== Given records ==
——
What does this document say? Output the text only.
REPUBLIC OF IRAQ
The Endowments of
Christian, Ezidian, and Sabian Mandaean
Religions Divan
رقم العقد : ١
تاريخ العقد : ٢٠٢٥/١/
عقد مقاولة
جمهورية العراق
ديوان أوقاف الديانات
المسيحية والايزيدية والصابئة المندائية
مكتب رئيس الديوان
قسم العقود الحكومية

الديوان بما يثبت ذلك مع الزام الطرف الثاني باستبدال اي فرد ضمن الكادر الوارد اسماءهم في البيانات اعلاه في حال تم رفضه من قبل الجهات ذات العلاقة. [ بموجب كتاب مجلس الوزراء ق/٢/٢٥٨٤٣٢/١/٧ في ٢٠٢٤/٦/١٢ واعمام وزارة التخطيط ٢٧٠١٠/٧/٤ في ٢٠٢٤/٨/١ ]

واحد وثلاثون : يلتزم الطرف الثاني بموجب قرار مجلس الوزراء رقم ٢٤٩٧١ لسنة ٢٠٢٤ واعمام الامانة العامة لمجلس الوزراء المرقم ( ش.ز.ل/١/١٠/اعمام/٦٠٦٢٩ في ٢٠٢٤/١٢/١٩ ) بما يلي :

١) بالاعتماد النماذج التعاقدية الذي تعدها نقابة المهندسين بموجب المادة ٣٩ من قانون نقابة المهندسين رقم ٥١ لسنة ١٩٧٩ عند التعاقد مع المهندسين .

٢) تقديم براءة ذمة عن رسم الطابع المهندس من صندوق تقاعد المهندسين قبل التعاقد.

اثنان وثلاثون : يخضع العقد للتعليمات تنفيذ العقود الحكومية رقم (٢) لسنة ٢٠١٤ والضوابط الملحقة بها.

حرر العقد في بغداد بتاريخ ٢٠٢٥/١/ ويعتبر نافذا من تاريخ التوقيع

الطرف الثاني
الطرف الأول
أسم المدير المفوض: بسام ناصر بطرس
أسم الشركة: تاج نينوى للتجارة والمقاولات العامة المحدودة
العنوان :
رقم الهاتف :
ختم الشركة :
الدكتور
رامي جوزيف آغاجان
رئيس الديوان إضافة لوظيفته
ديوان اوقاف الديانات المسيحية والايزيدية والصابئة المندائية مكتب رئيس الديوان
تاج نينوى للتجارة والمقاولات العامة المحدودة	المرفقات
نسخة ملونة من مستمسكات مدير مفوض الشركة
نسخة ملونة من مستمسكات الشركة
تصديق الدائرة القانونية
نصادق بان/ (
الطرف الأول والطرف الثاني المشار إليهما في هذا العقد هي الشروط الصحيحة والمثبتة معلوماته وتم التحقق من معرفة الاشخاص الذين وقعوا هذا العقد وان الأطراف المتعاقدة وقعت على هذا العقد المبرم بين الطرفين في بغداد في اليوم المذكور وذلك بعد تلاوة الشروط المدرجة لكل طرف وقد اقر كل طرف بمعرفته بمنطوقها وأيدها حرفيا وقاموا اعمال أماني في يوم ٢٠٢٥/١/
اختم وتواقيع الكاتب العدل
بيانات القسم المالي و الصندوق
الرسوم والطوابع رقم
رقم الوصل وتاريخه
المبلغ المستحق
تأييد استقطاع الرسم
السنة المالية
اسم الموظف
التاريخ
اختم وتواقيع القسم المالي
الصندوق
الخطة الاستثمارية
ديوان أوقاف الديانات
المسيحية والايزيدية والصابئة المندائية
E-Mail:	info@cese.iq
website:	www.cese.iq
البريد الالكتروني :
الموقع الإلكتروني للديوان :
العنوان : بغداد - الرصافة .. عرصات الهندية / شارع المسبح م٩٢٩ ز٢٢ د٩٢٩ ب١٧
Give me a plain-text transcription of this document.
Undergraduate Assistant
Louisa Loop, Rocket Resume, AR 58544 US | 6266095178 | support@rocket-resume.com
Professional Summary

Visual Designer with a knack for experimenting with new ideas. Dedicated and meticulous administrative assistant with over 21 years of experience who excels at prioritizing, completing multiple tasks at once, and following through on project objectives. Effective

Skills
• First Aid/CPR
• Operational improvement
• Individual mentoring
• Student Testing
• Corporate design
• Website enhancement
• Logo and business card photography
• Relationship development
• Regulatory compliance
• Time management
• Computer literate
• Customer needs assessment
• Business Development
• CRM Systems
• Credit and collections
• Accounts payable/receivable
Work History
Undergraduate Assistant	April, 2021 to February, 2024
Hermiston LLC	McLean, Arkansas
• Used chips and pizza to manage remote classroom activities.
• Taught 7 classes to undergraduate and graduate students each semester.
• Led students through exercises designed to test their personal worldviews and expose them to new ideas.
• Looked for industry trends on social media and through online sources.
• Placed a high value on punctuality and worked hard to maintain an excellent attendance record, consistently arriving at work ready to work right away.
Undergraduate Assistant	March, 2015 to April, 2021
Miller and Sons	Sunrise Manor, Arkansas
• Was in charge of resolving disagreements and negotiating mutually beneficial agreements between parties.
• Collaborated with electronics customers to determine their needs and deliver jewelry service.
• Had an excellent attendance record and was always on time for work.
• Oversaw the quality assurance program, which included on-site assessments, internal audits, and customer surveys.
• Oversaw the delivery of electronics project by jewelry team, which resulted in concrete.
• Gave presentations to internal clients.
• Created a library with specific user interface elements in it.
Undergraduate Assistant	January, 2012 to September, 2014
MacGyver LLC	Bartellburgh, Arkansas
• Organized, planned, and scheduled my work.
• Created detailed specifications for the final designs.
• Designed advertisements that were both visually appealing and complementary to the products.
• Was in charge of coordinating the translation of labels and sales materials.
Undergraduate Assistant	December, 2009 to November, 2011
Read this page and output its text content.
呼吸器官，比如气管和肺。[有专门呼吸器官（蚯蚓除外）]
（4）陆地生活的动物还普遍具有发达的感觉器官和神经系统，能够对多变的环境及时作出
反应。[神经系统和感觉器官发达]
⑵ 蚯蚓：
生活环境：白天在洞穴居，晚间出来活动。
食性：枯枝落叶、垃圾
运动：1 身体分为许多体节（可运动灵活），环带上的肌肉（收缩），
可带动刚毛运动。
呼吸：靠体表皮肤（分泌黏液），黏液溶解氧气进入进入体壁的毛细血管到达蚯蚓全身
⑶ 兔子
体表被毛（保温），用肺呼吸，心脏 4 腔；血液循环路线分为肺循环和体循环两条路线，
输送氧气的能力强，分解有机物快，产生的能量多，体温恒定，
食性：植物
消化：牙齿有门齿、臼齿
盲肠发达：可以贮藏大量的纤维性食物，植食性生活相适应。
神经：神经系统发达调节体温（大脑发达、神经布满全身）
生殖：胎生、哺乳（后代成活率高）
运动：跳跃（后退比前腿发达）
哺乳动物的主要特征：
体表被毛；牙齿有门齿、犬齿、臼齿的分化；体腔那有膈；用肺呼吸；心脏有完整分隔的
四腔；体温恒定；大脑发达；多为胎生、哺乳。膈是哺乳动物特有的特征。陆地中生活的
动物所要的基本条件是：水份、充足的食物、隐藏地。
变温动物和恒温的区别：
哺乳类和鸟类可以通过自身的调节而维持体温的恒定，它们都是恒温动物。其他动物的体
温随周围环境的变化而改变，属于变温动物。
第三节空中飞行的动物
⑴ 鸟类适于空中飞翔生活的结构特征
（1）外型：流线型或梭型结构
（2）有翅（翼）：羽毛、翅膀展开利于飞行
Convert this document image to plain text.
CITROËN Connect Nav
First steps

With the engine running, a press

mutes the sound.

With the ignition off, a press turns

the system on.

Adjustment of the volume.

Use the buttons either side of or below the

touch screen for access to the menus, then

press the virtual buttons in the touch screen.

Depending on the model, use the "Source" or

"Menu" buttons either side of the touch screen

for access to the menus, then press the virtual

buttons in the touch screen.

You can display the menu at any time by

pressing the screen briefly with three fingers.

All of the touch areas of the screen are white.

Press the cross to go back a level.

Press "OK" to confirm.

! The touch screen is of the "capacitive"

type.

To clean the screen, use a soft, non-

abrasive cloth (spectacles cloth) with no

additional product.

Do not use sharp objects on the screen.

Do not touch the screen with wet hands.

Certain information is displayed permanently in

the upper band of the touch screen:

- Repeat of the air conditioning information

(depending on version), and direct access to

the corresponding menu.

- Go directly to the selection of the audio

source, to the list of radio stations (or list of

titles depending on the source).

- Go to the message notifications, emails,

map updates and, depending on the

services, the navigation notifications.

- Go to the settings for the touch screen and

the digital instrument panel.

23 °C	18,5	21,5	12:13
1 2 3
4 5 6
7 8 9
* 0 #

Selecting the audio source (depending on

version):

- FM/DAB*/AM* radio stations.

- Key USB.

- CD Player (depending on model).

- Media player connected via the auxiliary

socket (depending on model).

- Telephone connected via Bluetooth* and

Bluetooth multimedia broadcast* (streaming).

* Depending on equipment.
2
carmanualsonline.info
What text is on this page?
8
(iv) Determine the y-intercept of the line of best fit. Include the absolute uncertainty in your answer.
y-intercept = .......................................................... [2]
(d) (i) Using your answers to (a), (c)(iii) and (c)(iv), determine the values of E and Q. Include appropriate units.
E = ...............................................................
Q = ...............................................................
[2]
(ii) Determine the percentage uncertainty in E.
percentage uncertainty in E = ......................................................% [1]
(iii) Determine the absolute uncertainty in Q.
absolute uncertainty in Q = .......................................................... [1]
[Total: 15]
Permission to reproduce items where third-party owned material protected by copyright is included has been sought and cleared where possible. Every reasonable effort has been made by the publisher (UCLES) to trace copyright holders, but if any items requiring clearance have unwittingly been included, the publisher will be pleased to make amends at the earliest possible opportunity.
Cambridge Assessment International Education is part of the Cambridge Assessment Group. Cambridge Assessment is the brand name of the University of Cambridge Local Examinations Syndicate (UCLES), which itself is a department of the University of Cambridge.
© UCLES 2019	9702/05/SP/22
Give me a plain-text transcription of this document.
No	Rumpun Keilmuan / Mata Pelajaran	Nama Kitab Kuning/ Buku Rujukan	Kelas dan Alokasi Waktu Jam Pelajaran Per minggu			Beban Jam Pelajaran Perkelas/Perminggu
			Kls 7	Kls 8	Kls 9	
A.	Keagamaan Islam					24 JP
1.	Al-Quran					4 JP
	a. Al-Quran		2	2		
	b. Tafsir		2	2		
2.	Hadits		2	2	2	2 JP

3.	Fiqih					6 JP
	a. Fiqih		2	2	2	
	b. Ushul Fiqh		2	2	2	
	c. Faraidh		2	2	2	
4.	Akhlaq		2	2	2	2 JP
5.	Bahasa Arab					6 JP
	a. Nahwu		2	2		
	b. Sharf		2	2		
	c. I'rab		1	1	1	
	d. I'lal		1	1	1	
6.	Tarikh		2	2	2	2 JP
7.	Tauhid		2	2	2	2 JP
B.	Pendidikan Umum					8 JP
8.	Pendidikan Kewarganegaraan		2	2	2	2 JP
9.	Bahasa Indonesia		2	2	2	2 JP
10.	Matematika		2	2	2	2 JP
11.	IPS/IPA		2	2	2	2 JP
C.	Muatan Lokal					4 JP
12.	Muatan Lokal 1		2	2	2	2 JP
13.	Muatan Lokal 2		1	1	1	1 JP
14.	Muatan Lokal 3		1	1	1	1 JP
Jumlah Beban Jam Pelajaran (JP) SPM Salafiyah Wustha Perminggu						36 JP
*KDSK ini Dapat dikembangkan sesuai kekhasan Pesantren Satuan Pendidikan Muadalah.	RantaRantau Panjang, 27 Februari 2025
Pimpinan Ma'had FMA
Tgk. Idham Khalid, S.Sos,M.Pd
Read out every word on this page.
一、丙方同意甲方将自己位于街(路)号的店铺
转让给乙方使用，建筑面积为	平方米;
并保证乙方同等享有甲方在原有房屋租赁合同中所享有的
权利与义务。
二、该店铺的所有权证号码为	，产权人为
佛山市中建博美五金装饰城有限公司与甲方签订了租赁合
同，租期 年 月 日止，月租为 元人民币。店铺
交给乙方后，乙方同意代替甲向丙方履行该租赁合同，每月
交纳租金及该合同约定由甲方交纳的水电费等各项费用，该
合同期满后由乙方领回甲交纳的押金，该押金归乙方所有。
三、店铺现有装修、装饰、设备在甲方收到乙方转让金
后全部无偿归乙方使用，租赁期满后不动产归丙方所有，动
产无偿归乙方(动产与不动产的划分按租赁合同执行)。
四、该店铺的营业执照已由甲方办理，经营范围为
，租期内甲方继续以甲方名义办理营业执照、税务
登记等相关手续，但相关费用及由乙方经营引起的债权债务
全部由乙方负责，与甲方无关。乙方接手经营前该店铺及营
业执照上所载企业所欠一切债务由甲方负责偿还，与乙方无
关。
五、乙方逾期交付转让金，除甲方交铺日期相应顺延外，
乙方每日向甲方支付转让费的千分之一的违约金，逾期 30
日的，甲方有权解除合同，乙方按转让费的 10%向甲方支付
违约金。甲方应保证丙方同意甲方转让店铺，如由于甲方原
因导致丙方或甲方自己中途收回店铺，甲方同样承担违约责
——
Give the count of lines in the data above that hold the string "اختم", with no additional words.

== Task solution ==
2